Aim.
Check each line for the string "JSON", then give only how many lines have it.

Records for processing.
╭──

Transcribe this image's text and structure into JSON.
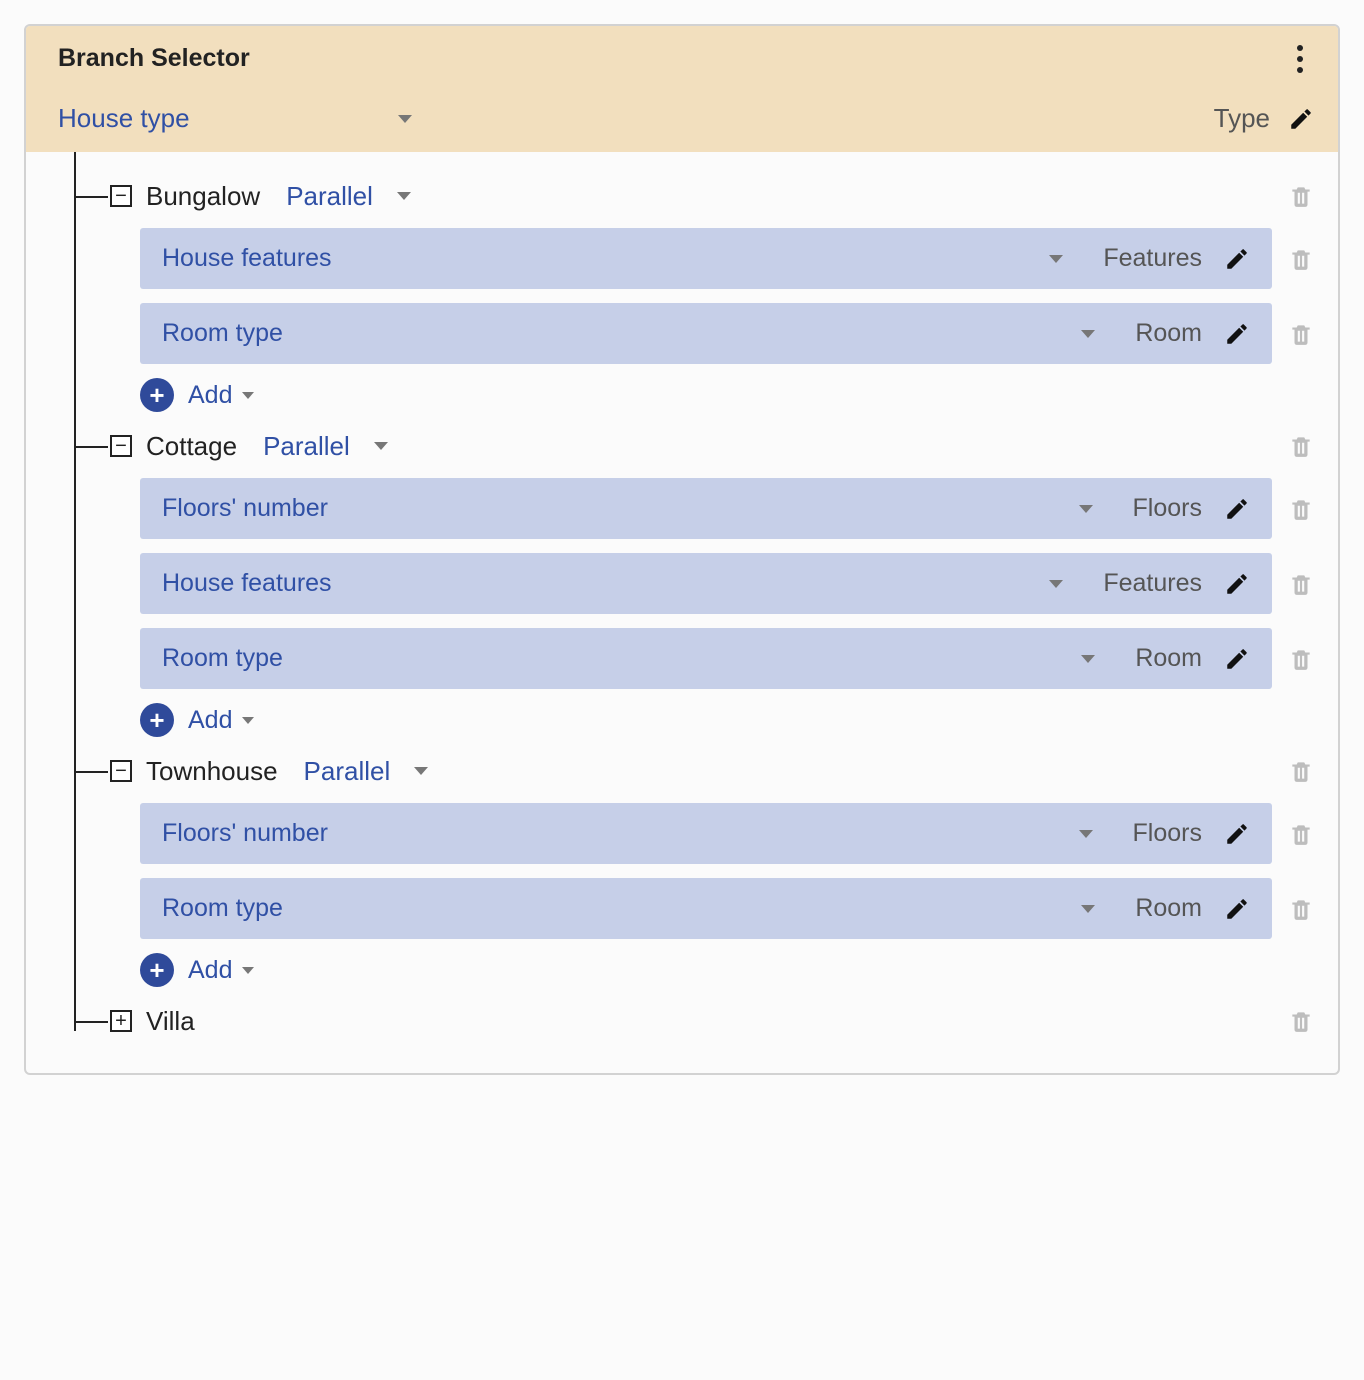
{
  "header": {
    "title": "Branch Selector",
    "selector_label": "House type",
    "type_label": "Type"
  },
  "add_label": "Add",
  "branches": [
    {
      "name": "Bungalow",
      "mode": "Parallel",
      "expanded": true,
      "children": [
        {
          "label": "House features",
          "tag": "Features"
        },
        {
          "label": "Room type",
          "tag": "Room"
        }
      ]
    },
    {
      "name": "Cottage",
      "mode": "Parallel",
      "expanded": true,
      "children": [
        {
          "label": "Floors' number",
          "tag": "Floors"
        },
        {
          "label": "House features",
          "tag": "Features"
        },
        {
          "label": "Room type",
          "tag": "Room"
        }
      ]
    },
    {
      "name": "Townhouse",
      "mode": "Parallel",
      "expanded": true,
      "children": [
        {
          "label": "Floors' number",
          "tag": "Floors"
        },
        {
          "label": "Room type",
          "tag": "Room"
        }
      ]
    },
    {
      "name": "Villa",
      "mode": "",
      "expanded": false,
      "children": []
    }
  ],
  "colors": {
    "header_bg": "#f2dfbe",
    "child_bg": "#c6cfe8",
    "link": "#3050a5",
    "plus_bg": "#2f4a9a",
    "trash": "#bdbdbd",
    "border": "#d2d2d2"
  }
}
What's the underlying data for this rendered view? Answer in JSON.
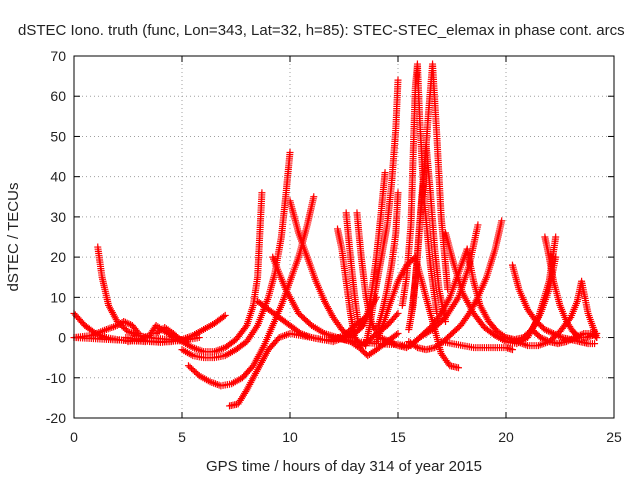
{
  "chart_data": {
    "type": "scatter",
    "title": "dSTEC Iono. truth (func, Lon=343, Lat=32, h=85): STEC-STEC_elemax in phase cont. arcs",
    "xlabel": "GPS time / hours of day 314 of year 2015",
    "ylabel": "dSTEC  / TECUs",
    "xlim": [
      0,
      25
    ],
    "ylim": [
      -20,
      70
    ],
    "xticks": [
      0,
      5,
      10,
      15,
      20,
      25
    ],
    "yticks": [
      -20,
      -10,
      0,
      10,
      20,
      30,
      40,
      50,
      60,
      70
    ],
    "grid": true,
    "marker": "+",
    "color": "#ff0000",
    "series": [
      {
        "x": [
          0.0,
          1.0,
          2.0,
          3.0,
          4.0,
          5.0,
          5.8
        ],
        "values": [
          0,
          -0.3,
          -0.6,
          -0.8,
          -1.0,
          -0.8,
          0
        ]
      },
      {
        "x": [
          0.0,
          0.5,
          1.0,
          1.5,
          2.0,
          2.5,
          3.0,
          3.3
        ],
        "values": [
          6,
          3,
          1,
          0,
          -0.5,
          -0.8,
          -0.9,
          -1
        ]
      },
      {
        "x": [
          0.0,
          0.8,
          1.5,
          2.0,
          2.3,
          2.7,
          3.0
        ],
        "values": [
          0,
          0.5,
          2,
          3,
          4,
          3,
          1
        ]
      },
      {
        "x": [
          1.1,
          1.3,
          1.6,
          2.0,
          2.5,
          3.0,
          3.5,
          4.0,
          4.5,
          5.0
        ],
        "values": [
          22.5,
          15,
          8,
          4,
          1.5,
          0.5,
          0,
          -0.3,
          -0.5,
          -0.5
        ]
      },
      {
        "x": [
          2.4,
          3.0,
          3.5,
          4.0,
          4.5,
          5.0,
          5.5,
          6.0,
          6.5,
          7.0
        ],
        "values": [
          0,
          -0.5,
          -1,
          -1.2,
          -1,
          -0.5,
          0.5,
          2,
          3.5,
          5.5
        ]
      },
      {
        "x": [
          2.5,
          3.0,
          3.5,
          3.8,
          4.2,
          4.7,
          5.2
        ],
        "values": [
          -1,
          -0.5,
          0.5,
          3,
          1.5,
          0,
          -1
        ]
      },
      {
        "x": [
          3.8,
          4.2,
          4.6,
          5.0,
          5.5,
          6.0,
          6.5,
          7.0,
          7.5,
          8.0,
          8.3,
          8.5,
          8.7
        ],
        "values": [
          1,
          2.5,
          1,
          -1,
          -2.5,
          -3.5,
          -3.5,
          -2.5,
          -0.5,
          3,
          8,
          15,
          36
        ]
      },
      {
        "x": [
          5.0,
          5.5,
          6.0,
          6.5,
          7.0,
          7.5,
          8.0,
          8.5,
          9.0,
          9.3,
          9.6,
          9.8,
          10.0
        ],
        "values": [
          -3,
          -4.5,
          -5,
          -5,
          -4.5,
          -3,
          -1,
          3,
          10,
          16,
          25,
          35,
          46
        ]
      },
      {
        "x": [
          5.3,
          5.8,
          6.3,
          6.8,
          7.3,
          7.8,
          8.3,
          8.8,
          9.2,
          9.6,
          10.0,
          10.4,
          10.8,
          11.1
        ],
        "values": [
          -7,
          -9.5,
          -11,
          -12,
          -11.5,
          -10,
          -7,
          -2,
          3,
          8,
          14,
          20,
          28,
          35
        ]
      },
      {
        "x": [
          7.2,
          7.6,
          8.0,
          8.5,
          9.0,
          9.5,
          10.0,
          10.5,
          11.0,
          11.5,
          12.0,
          12.5,
          13.0
        ],
        "values": [
          -17,
          -16.5,
          -13,
          -8,
          -3,
          0,
          1,
          0.5,
          0,
          -0.5,
          -1,
          0,
          2
        ]
      },
      {
        "x": [
          8.5,
          9.0,
          9.5,
          10.0,
          10.5,
          11.0,
          11.5,
          12.0,
          12.5,
          13.0,
          13.5
        ],
        "values": [
          9,
          7,
          5,
          3,
          1,
          0,
          -0.5,
          -0.5,
          0.5,
          3,
          5
        ]
      },
      {
        "x": [
          10.0,
          10.4,
          10.8,
          11.2,
          11.6,
          12.0,
          12.4,
          12.8,
          13.2,
          13.6,
          14.0
        ],
        "values": [
          34,
          26,
          20,
          14,
          9,
          5,
          2,
          0,
          2,
          6,
          10
        ]
      },
      {
        "x": [
          9.2,
          9.8,
          10.4,
          11.0,
          11.6,
          12.2,
          12.8,
          13.2,
          13.6,
          14.0,
          14.5,
          15.0
        ],
        "values": [
          20,
          12,
          6,
          3,
          1,
          0,
          -1,
          -2.5,
          -4.5,
          -3,
          -1,
          1
        ]
      },
      {
        "x": [
          12.2,
          12.4,
          12.6,
          12.8,
          13.0,
          13.3,
          13.6,
          14.0,
          14.5,
          15.0
        ],
        "values": [
          27,
          22,
          14,
          6,
          0,
          -2,
          -1,
          1,
          3,
          6
        ]
      },
      {
        "x": [
          12.6,
          12.8,
          13.0,
          13.2,
          13.4,
          13.6,
          13.8,
          14.0,
          14.2,
          14.4
        ],
        "values": [
          31,
          20,
          10,
          2,
          3,
          6,
          12,
          20,
          30,
          41
        ]
      },
      {
        "x": [
          13.1,
          13.3,
          13.5,
          13.7,
          13.9,
          14.1,
          14.3,
          14.5,
          14.7,
          14.9,
          15.0
        ],
        "values": [
          31,
          20,
          11,
          5,
          2,
          3,
          7,
          12,
          18,
          26,
          36
        ]
      },
      {
        "x": [
          13.5,
          13.7,
          13.9,
          14.1,
          14.3,
          14.5,
          14.7,
          14.9,
          15.0
        ],
        "values": [
          -2,
          3,
          10,
          16,
          22,
          28,
          38,
          52,
          64
        ]
      },
      {
        "x": [
          14.0,
          14.3,
          14.6,
          15.0,
          15.4,
          15.8,
          16.2,
          16.6,
          17.0,
          17.4,
          17.8
        ],
        "values": [
          -1,
          3,
          8,
          14,
          18,
          20,
          12,
          4,
          -4,
          -7,
          -7.5
        ]
      },
      {
        "x": [
          15.2,
          15.4,
          15.6,
          15.7,
          15.8,
          15.9,
          16.0,
          16.2,
          16.5,
          16.8
        ],
        "values": [
          8,
          15,
          28,
          45,
          62,
          68,
          55,
          35,
          18,
          6
        ]
      },
      {
        "x": [
          15.6,
          15.8,
          16.0,
          16.2,
          16.4,
          16.6,
          16.8,
          17.0,
          17.3
        ],
        "values": [
          5,
          14,
          28,
          40,
          55,
          68,
          50,
          30,
          12
        ]
      },
      {
        "x": [
          15.5,
          15.7,
          15.9,
          16.1,
          16.3,
          16.5,
          16.7,
          16.9,
          17.2
        ],
        "values": [
          2,
          8,
          20,
          35,
          48,
          36,
          22,
          12,
          4
        ]
      },
      {
        "x": [
          12.0,
          13.0,
          14.0,
          15.0,
          15.6,
          16.0,
          16.6,
          17.2,
          17.8,
          18.3,
          18.7
        ],
        "values": [
          0,
          -1,
          -1.5,
          -1.8,
          -2,
          0,
          2,
          5,
          10,
          18,
          28
        ]
      },
      {
        "x": [
          14.2,
          14.6,
          15.0,
          15.4,
          15.8,
          16.2,
          16.6,
          17.0,
          17.4,
          17.8,
          18.2
        ],
        "values": [
          0,
          -1,
          -2,
          -2.5,
          -1,
          1,
          3,
          6,
          10,
          16,
          22
        ]
      },
      {
        "x": [
          15.5,
          15.9,
          16.3,
          16.7,
          17.1,
          17.5,
          17.9,
          18.3,
          18.7,
          19.1,
          19.5,
          19.8
        ],
        "values": [
          -1,
          -2.5,
          -3,
          -2.5,
          -1,
          1,
          3,
          6,
          10,
          15,
          22,
          29
        ]
      },
      {
        "x": [
          17.2,
          17.6,
          18.0,
          18.5,
          19.0,
          19.5,
          20.0,
          20.5,
          21.0,
          21.5,
          22.0,
          22.3
        ],
        "values": [
          26,
          18,
          11,
          6,
          2.5,
          0.5,
          -1,
          -1.5,
          0,
          5,
          14,
          25
        ]
      },
      {
        "x": [
          18.2,
          18.5,
          18.8,
          19.2,
          19.6,
          20.0,
          20.4,
          20.8,
          21.2,
          21.6,
          22.0,
          22.3
        ],
        "values": [
          22,
          14,
          8,
          4,
          1.5,
          0,
          -0.5,
          0,
          2,
          6,
          12,
          20
        ]
      },
      {
        "x": [
          17.0,
          17.5,
          18.0,
          18.5,
          19.0,
          19.5,
          20.0,
          20.3
        ],
        "values": [
          -1,
          -1.5,
          -2,
          -2.5,
          -2.5,
          -2.5,
          -2.5,
          -3
        ]
      },
      {
        "x": [
          20.3,
          20.6,
          21.0,
          21.4,
          21.8,
          22.2,
          22.6,
          23.0,
          23.4,
          23.8,
          24.1
        ],
        "values": [
          18,
          12,
          7,
          4,
          2,
          1,
          0,
          -0.5,
          -1,
          -1.5,
          -1.5
        ]
      },
      {
        "x": [
          21.8,
          22.0,
          22.2,
          22.5,
          22.8,
          23.1,
          23.4,
          23.7,
          24.0,
          24.2
        ],
        "values": [
          25,
          20,
          14,
          8,
          4,
          1.5,
          0,
          0,
          0.5,
          1
        ]
      },
      {
        "x": [
          20.0,
          20.5,
          21.0,
          21.5,
          22.0,
          22.5,
          23.0,
          23.3,
          23.5,
          23.8,
          24.2
        ],
        "values": [
          0,
          -1,
          -2,
          -2,
          -1,
          1.5,
          5,
          9,
          14,
          6,
          0
        ]
      },
      {
        "x": [
          21.2,
          21.6,
          22.0,
          22.4,
          22.8,
          23.2,
          23.6,
          24.0,
          24.2
        ],
        "values": [
          2,
          0,
          -1,
          -1.5,
          -1,
          0,
          1,
          1,
          0
        ]
      }
    ]
  }
}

╰──

Task output.
2